Quote the listing below in its entirety, omitting every image.

===== Data supplied

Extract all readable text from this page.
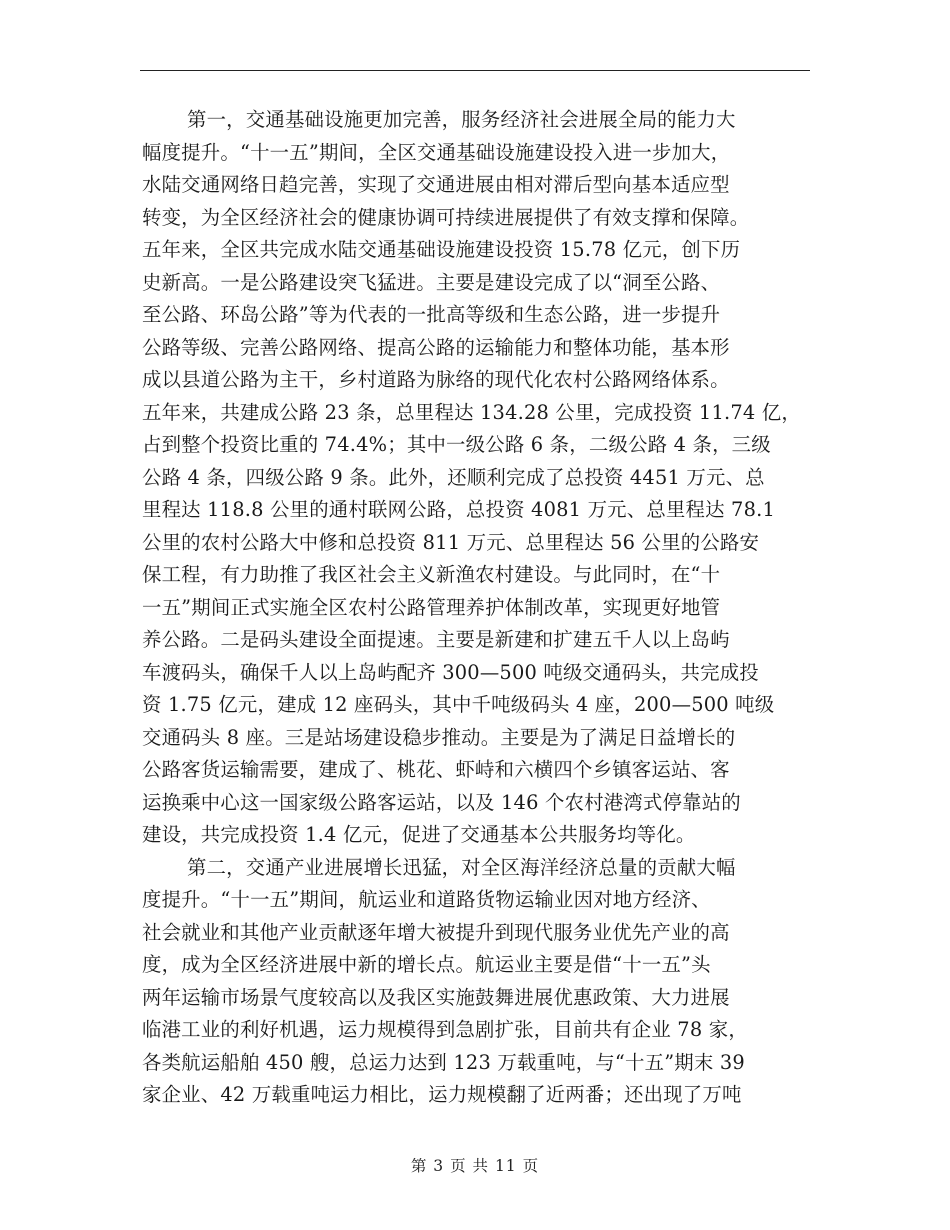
第一，交通基础设施更加完善，服务经济社会进展全局的能力大
幅度提升。“十一五”期间，全区交通基础设施建设投入进一步加大，
水陆交通网络日趋完善，实现了交通进展由相对滞后型向基本适应型
转变，为全区经济社会的健康协调可持续进展提供了有效支撑和保障。
五年来，全区共完成水陆交通基础设施建设投资 15.78 亿元，创下历
史新高。一是公路建设突飞猛进。主要是建设完成了以“洞至公路、
至公路、环岛公路”等为代表的一批高等级和生态公路，进一步提升
公路等级、完善公路网络、提高公路的运输能力和整体功能，基本形
成以县道公路为主干，乡村道路为脉络的现代化农村公路网络体系。
五年来，共建成公路 23 条，总里程达 134.28 公里，完成投资 11.74 亿，
占到整个投资比重的 74.4%；其中一级公路 6 条，二级公路 4 条，三级
公路 4 条，四级公路 9 条。此外，还顺利完成了总投资 4451 万元、总
里程达 118.8 公里的通村联网公路，总投资 4081 万元、总里程达 78.1
公里的农村公路大中修和总投资 811 万元、总里程达 56 公里的公路安
保工程，有力助推了我区社会主义新渔农村建设。与此同时，在“十
一五”期间正式实施全区农村公路管理养护体制改革，实现更好地管
养公路。二是码头建设全面提速。主要是新建和扩建五千人以上岛屿
车渡码头，确保千人以上岛屿配齐 300—500 吨级交通码头，共完成投
资 1.75 亿元，建成 12 座码头，其中千吨级码头 4 座，200—500 吨级
交通码头 8 座。三是站场建设稳步推动。主要是为了满足日益增长的
公路客货运输需要，建成了、桃花、虾峙和六横四个乡镇客运站、客
运换乘中心这一国家级公路客运站，以及 146 个农村港湾式停靠站的
建设，共完成投资 1.4 亿元，促进了交通基本公共服务均等化。
第二，交通产业进展增长迅猛，对全区海洋经济总量的贡献大幅
度提升。“十一五”期间，航运业和道路货物运输业因对地方经济、
社会就业和其他产业贡献逐年增大被提升到现代服务业优先产业的高
度，成为全区经济进展中新的增长点。航运业主要是借“十一五”头
两年运输市场景气度较高以及我区实施鼓舞进展优惠政策、大力进展
临港工业的利好机遇，运力规模得到急剧扩张，目前共有企业 78 家，
各类航运船舶 450 艘，总运力达到 123 万载重吨，与“十五”期末 39
家企业、42 万载重吨运力相比，运力规模翻了近两番；还出现了万吨
第 3 页 共 11 页
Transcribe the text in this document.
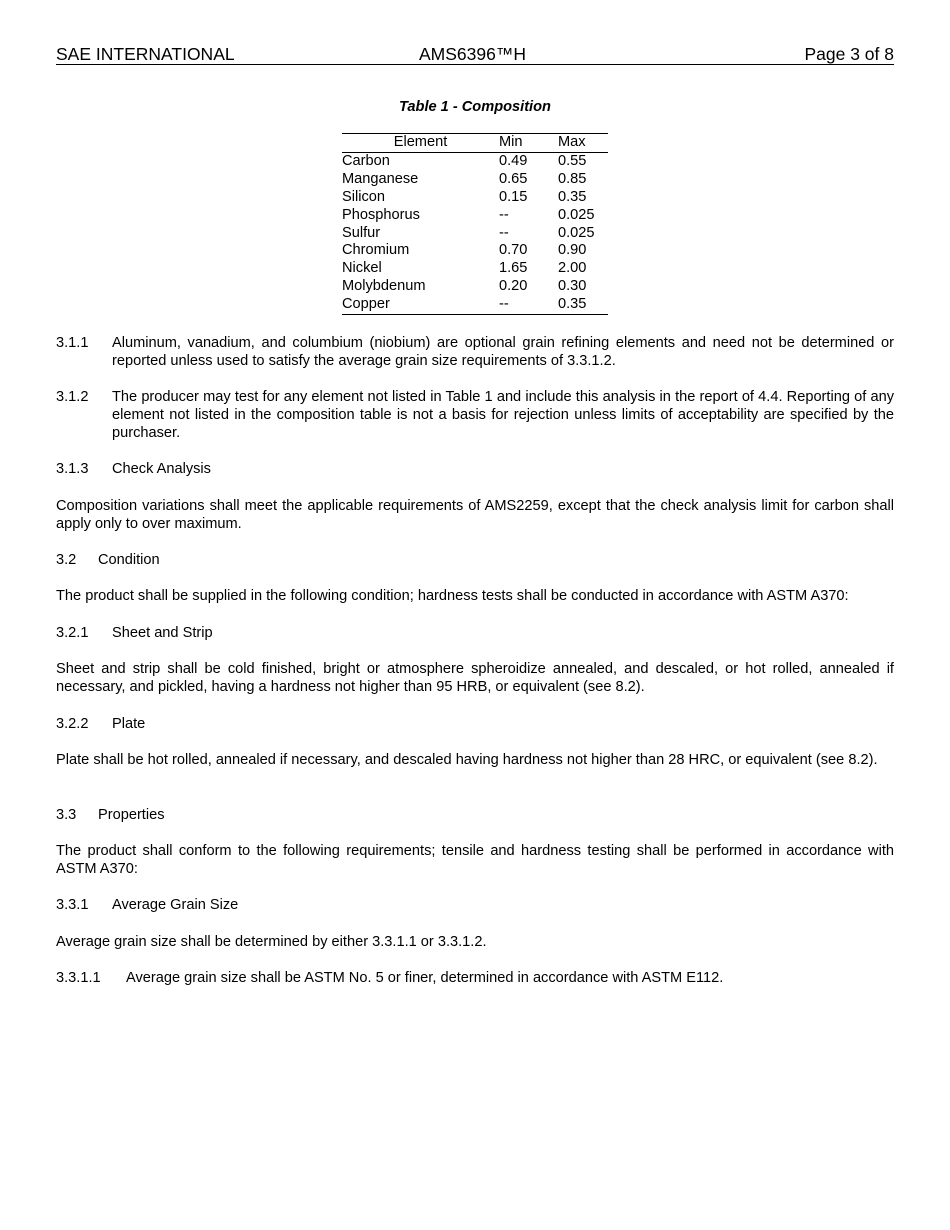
SAE INTERNATIONAL	AMS6396™H	Page 3 of 8
Table 1 - Composition
Element	Min	Max
Carbon	0.49	0.55
Manganese	0.65	0.85
Silicon	0.15	0.35
Phosphorus	--	0.025
Sulfur	--	0.025
Chromium	0.70	0.90
Nickel	1.65	2.00
Molybdenum	0.20	0.30
Copper	--	0.35
3.1.1 Aluminum, vanadium, and columbium (niobium) are optional grain refining elements and need not be determined or reported unless used to satisfy the average grain size requirements of 3.3.1.2.
3.1.2 The producer may test for any element not listed in Table 1 and include this analysis in the report of 4.4. Reporting of any element not listed in the composition table is not a basis for rejection unless limits of acceptability are specified by the purchaser.
3.1.3 Check Analysis
Composition variations shall meet the applicable requirements of AMS2259, except that the check analysis limit for carbon shall apply only to over maximum.
3.2 Condition
The product shall be supplied in the following condition; hardness tests shall be conducted in accordance with ASTM A370:
3.2.1 Sheet and Strip
Sheet and strip shall be cold finished, bright or atmosphere spheroidize annealed, and descaled, or hot rolled, annealed if necessary, and pickled, having a hardness not higher than 95 HRB, or equivalent (see 8.2).
3.2.2 Plate
Plate shall be hot rolled, annealed if necessary, and descaled having hardness not higher than 28 HRC, or equivalent (see 8.2).
3.3 Properties
The product shall conform to the following requirements; tensile and hardness testing shall be performed in accordance with ASTM A370:
3.3.1 Average Grain Size
Average grain size shall be determined by either 3.3.1.1 or 3.3.1.2.
3.3.1.1 Average grain size shall be ASTM No. 5 or finer, determined in accordance with ASTM E112.
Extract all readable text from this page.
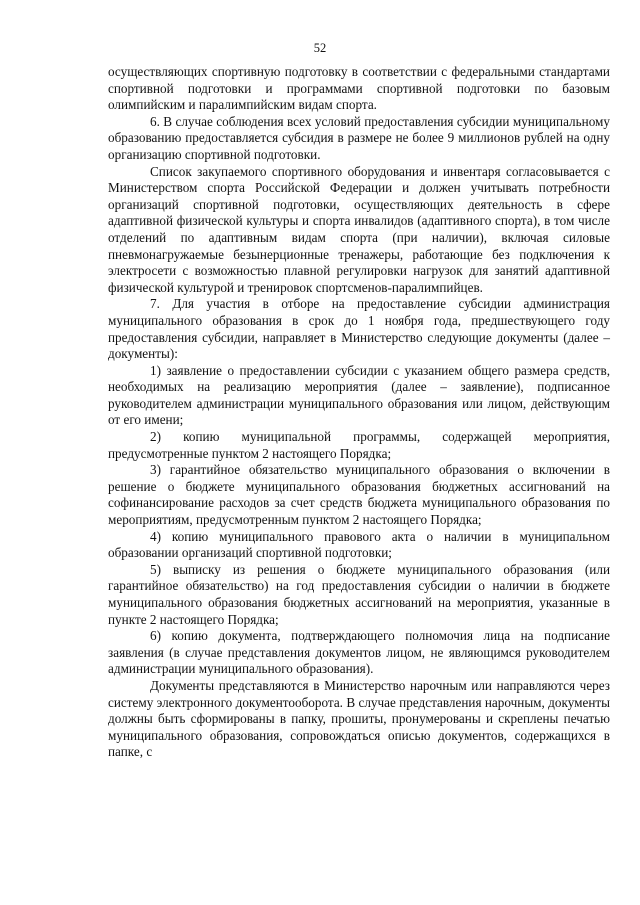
52

осуществляющих спортивную подготовку в соответствии с федеральными стандартами спортивной подготовки и программами спортивной подготовки по базовым олимпийским и паралимпийским видам спорта.

6. В случае соблюдения всех условий предоставления субсидии муниципальному образованию предоставляется субсидия в размере не более 9 миллионов рублей на одну организацию спортивной подготовки.

Список закупаемого спортивного оборудования и инвентаря согласовывается с Министерством спорта Российской Федерации и должен учитывать потребности организаций спортивной подготовки, осуществляющих деятельность в сфере адаптивной физической культуры и спорта инвалидов (адаптивного спорта), в том числе отделений по адаптивным видам спорта (при наличии), включая силовые пневмонагружаемые безынерционные тренажеры, работающие без подключения к электросети с возможностью плавной регулировки нагрузок для занятий адаптивной физической культурой и тренировок спортсменов-паралимпийцев.

7. Для участия в отборе на предоставление субсидии администрация муниципального образования в срок до 1 ноября года, предшествующего году предоставления субсидии, направляет в Министерство следующие документы (далее – документы):

1) заявление о предоставлении субсидии с указанием общего размера средств, необходимых на реализацию мероприятия (далее – заявление), подписанное руководителем администрации муниципального образования или лицом, действующим от его имени;

2) копию муниципальной программы, содержащей мероприятия, предусмотренные пунктом 2 настоящего Порядка;

3) гарантийное обязательство муниципального образования о включении в решение о бюджете муниципального образования бюджетных ассигнований на софинансирование расходов за счет средств бюджета муниципального образования по мероприятиям, предусмотренным пунктом 2 настоящего Порядка;

4) копию муниципального правового акта о наличии в муниципальном образовании организаций спортивной подготовки;

5) выписку из решения о бюджете муниципального образования (или гарантийное обязательство) на год предоставления субсидии о наличии в бюджете муниципального образования бюджетных ассигнований на мероприятия, указанные в пункте 2 настоящего Порядка;

6) копию документа, подтверждающего полномочия лица на подписание заявления (в случае представления документов лицом, не являющимся руководителем администрации муниципального образования).

Документы представляются в Министерство нарочным или направляются через систему электронного документооборота. В случае представления нарочным, документы должны быть сформированы в папку, прошиты, пронумерованы и скреплены печатью муниципального образования, сопровождаться описью документов, содержащихся в папке, с
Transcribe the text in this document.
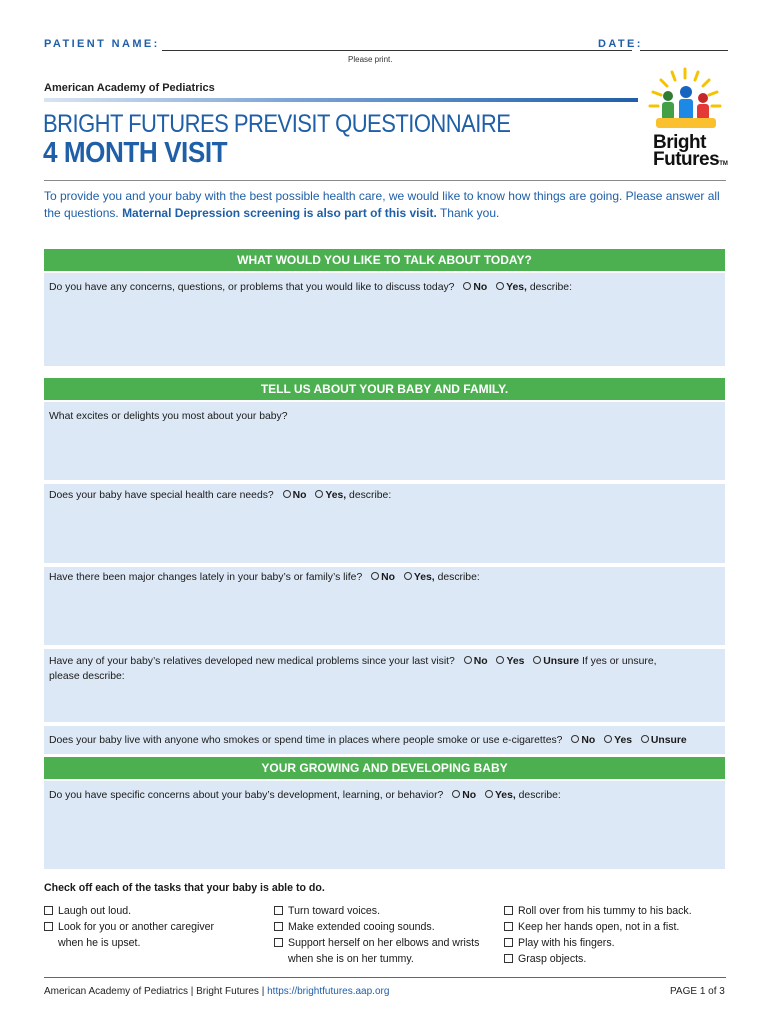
PATIENT NAME:	DATE:
Please print.
American Academy of Pediatrics
Bright
FuturesTM
BRIGHT FUTURES PREVISIT QUESTIONNAIRE
4 MONTH VISIT
To provide you and your baby with the best possible health care, we would like to know how things are going. Please answer all the questions. Maternal Depression screening is also part of this visit. Thank you.
WHAT WOULD YOU LIKE TO TALK ABOUT TODAY?
Do you have any concerns, questions, or problems that you would like to discuss today? No Yes, describe:
TELL US ABOUT YOUR BABY AND FAMILY.
What excites or delights you most about your baby?
Does your baby have special health care needs? No Yes, describe:
Have there been major changes lately in your baby’s or family’s life? No Yes, describe:
Have any of your baby’s relatives developed new medical problems since your last visit? No Yes Unsure If yes or unsure,
please describe:
Does your baby live with anyone who smokes or spend time in places where people smoke or use e-cigarettes? No Yes Unsure
YOUR GROWING AND DEVELOPING BABY
Do you have specific concerns about your baby’s development, learning, or behavior? No Yes, describe:
Check off each of the tasks that your baby is able to do.
Laugh out loud.
Look for you or another caregiver
when he is upset.
Turn toward voices.
Make extended cooing sounds.
Support herself on her elbows and wrists
when she is on her tummy.
Roll over from his tummy to his back.
Keep her hands open, not in a fist.
Play with his fingers.
Grasp objects.
American Academy of Pediatrics | Bright Futures | https://brightfutures.aap.org	PAGE 1 of 3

==========

Exercise solution -
Extract all readable text from this page.
第一，交通基础设施更加完善，服务经济社会进展全局的能力大
幅度提升。“十一五”期间，全区交通基础设施建设投入进一步加大，
水陆交通网络日趋完善，实现了交通进展由相对滞后型向基本适应型
转变，为全区经济社会的健康协调可持续进展提供了有效支撑和保障。
五年来，全区共完成水陆交通基础设施建设投资 15.78 亿元，创下历
史新高。一是公路建设突飞猛进。主要是建设完成了以“洞至公路、
至公路、环岛公路”等为代表的一批高等级和生态公路，进一步提升
公路等级、完善公路网络、提高公路的运输能力和整体功能，基本形
成以县道公路为主干，乡村道路为脉络的现代化农村公路网络体系。
五年来，共建成公路 23 条，总里程达 134.28 公里，完成投资 11.74 亿，
占到整个投资比重的 74.4%；其中一级公路 6 条，二级公路 4 条，三级
公路 4 条，四级公路 9 条。此外，还顺利完成了总投资 4451 万元、总
里程达 118.8 公里的通村联网公路，总投资 4081 万元、总里程达 78.1
公里的农村公路大中修和总投资 811 万元、总里程达 56 公里的公路安
保工程，有力助推了我区社会主义新渔农村建设。与此同时，在“十
一五”期间正式实施全区农村公路管理养护体制改革，实现更好地管
养公路。二是码头建设全面提速。主要是新建和扩建五千人以上岛屿
车渡码头，确保千人以上岛屿配齐 300—500 吨级交通码头，共完成投
资 1.75 亿元，建成 12 座码头，其中千吨级码头 4 座，200—500 吨级
交通码头 8 座。三是站场建设稳步推动。主要是为了满足日益增长的
公路客货运输需要，建成了、桃花、虾峙和六横四个乡镇客运站、客
运换乘中心这一国家级公路客运站，以及 146 个农村港湾式停靠站的
建设，共完成投资 1.4 亿元，促进了交通基本公共服务均等化。
第二，交通产业进展增长迅猛，对全区海洋经济总量的贡献大幅
度提升。“十一五”期间，航运业和道路货物运输业因对地方经济、
社会就业和其他产业贡献逐年增大被提升到现代服务业优先产业的高
度，成为全区经济进展中新的增长点。航运业主要是借“十一五”头
两年运输市场景气度较高以及我区实施鼓舞进展优惠政策、大力进展
临港工业的利好机遇，运力规模得到急剧扩张，目前共有企业 78 家，
各类航运船舶 450 艘，总运力达到 123 万载重吨，与“十五”期末 39
家企业、42 万载重吨运力相比，运力规模翻了近两番；还出现了万吨
第 3 页 共 11 页
Transcribe the text in this document.
SAE INTERNATIONAL	AMS6396™H	Page 3 of 8
Table 1 - Composition
Element	Min	Max
Carbon	0.49	0.55
Manganese	0.65	0.85
Silicon	0.15	0.35
Phosphorus	--	0.025
Sulfur	--	0.025
Chromium	0.70	0.90
Nickel	1.65	2.00
Molybdenum	0.20	0.30
Copper	--	0.35
3.1.1 Aluminum, vanadium, and columbium (niobium) are optional grain refining elements and need not be determined or reported unless used to satisfy the average grain size requirements of 3.3.1.2.
3.1.2 The producer may test for any element not listed in Table 1 and include this analysis in the report of 4.4. Reporting of any element not listed in the composition table is not a basis for rejection unless limits of acceptability are specified by the purchaser.
3.1.3 Check Analysis
Composition variations shall meet the applicable requirements of AMS2259, except that the check analysis limit for carbon shall apply only to over maximum.
3.2 Condition
The product shall be supplied in the following condition; hardness tests shall be conducted in accordance with ASTM A370:
3.2.1 Sheet and Strip
Sheet and strip shall be cold finished, bright or atmosphere spheroidize annealed, and descaled, or hot rolled, annealed if necessary, and pickled, having a hardness not higher than 95 HRB, or equivalent (see 8.2).
3.2.2 Plate
Plate shall be hot rolled, annealed if necessary, and descaled having hardness not higher than 28 HRC, or equivalent (see 8.2).
3.3 Properties
The product shall conform to the following requirements; tensile and hardness testing shall be performed in accordance with ASTM A370:
3.3.1 Average Grain Size
Average grain size shall be determined by either 3.3.1.1 or 3.3.1.2.
3.3.1.1 Average grain size shall be ASTM No. 5 or finer, determined in accordance with ASTM E112.
Extract all readable text from this page.
52

осуществляющих спортивную подготовку в соответствии с федеральными стандартами спортивной подготовки и программами спортивной подготовки по базовым олимпийским и паралимпийским видам спорта.

6. В случае соблюдения всех условий предоставления субсидии муниципальному образованию предоставляется субсидия в размере не более 9 миллионов рублей на одну организацию спортивной подготовки.

Список закупаемого спортивного оборудования и инвентаря согласовывается с Министерством спорта Российской Федерации и должен учитывать потребности организаций спортивной подготовки, осуществляющих деятельность в сфере адаптивной физической культуры и спорта инвалидов (адаптивного спорта), в том числе отделений по адаптивным видам спорта (при наличии), включая силовые пневмонагружаемые безынерционные тренажеры, работающие без подключения к электросети с возможностью плавной регулировки нагрузок для занятий адаптивной физической культурой и тренировок спортсменов-паралимпийцев.

7. Для участия в отборе на предоставление субсидии администрация муниципального образования в срок до 1 ноября года, предшествующего году предоставления субсидии, направляет в Министерство следующие документы (далее – документы):

1) заявление о предоставлении субсидии с указанием общего размера средств, необходимых на реализацию мероприятия (далее – заявление), подписанное руководителем администрации муниципального образования или лицом, действующим от его имени;

2) копию муниципальной программы, содержащей мероприятия, предусмотренные пунктом 2 настоящего Порядка;

3) гарантийное обязательство муниципального образования о включении в решение о бюджете муниципального образования бюджетных ассигнований на софинансирование расходов за счет средств бюджета муниципального образования по мероприятиям, предусмотренным пунктом 2 настоящего Порядка;

4) копию муниципального правового акта о наличии в муниципальном образовании организаций спортивной подготовки;

5) выписку из решения о бюджете муниципального образования (или гарантийное обязательство) на год предоставления субсидии о наличии в бюджете муниципального образования бюджетных ассигнований на мероприятия, указанные в пункте 2 настоящего Порядка;

6) копию документа, подтверждающего полномочия лица на подписание заявления (в случае представления документов лицом, не являющимся руководителем администрации муниципального образования).

Документы представляются в Министерство нарочным или направляются через систему электронного документооборота. В случае представления нарочным, документы должны быть сформированы в папку, прошиты, пронумерованы и скреплены печатью муниципального образования, сопровождаться описью документов, содержащихся в папке, с
Transcribe the text in this document.
PATIENT NAME:	DATE:
Please print.
American Academy of Pediatrics
Bright
FuturesTM
BRIGHT FUTURES PREVISIT QUESTIONNAIRE
4 MONTH VISIT
To provide you and your baby with the best possible health care, we would like to know how things are going. Please answer all the questions. Maternal Depression screening is also part of this visit. Thank you.
WHAT WOULD YOU LIKE TO TALK ABOUT TODAY?
Do you have any concerns, questions, or problems that you would like to discuss today? No Yes, describe:
TELL US ABOUT YOUR BABY AND FAMILY.
What excites or delights you most about your baby?
Does your baby have special health care needs? No Yes, describe:
Have there been major changes lately in your baby’s or family’s life? No Yes, describe:
Have any of your baby’s relatives developed new medical problems since your last visit? No Yes Unsure If yes or unsure,
please describe:
Does your baby live with anyone who smokes or spend time in places where people smoke or use e-cigarettes? No Yes Unsure
YOUR GROWING AND DEVELOPING BABY
Do you have specific concerns about your baby’s development, learning, or behavior? No Yes, describe:
Check off each of the tasks that your baby is able to do.
Laugh out loud.
Look for you or another caregiver
when he is upset.
Turn toward voices.
Make extended cooing sounds.
Support herself on her elbows and wrists
when she is on her tummy.
Roll over from his tummy to his back.
Keep her hands open, not in a fist.
Play with his fingers.
Grasp objects.
American Academy of Pediatrics | Bright Futures | https://brightfutures.aap.org	PAGE 1 of 3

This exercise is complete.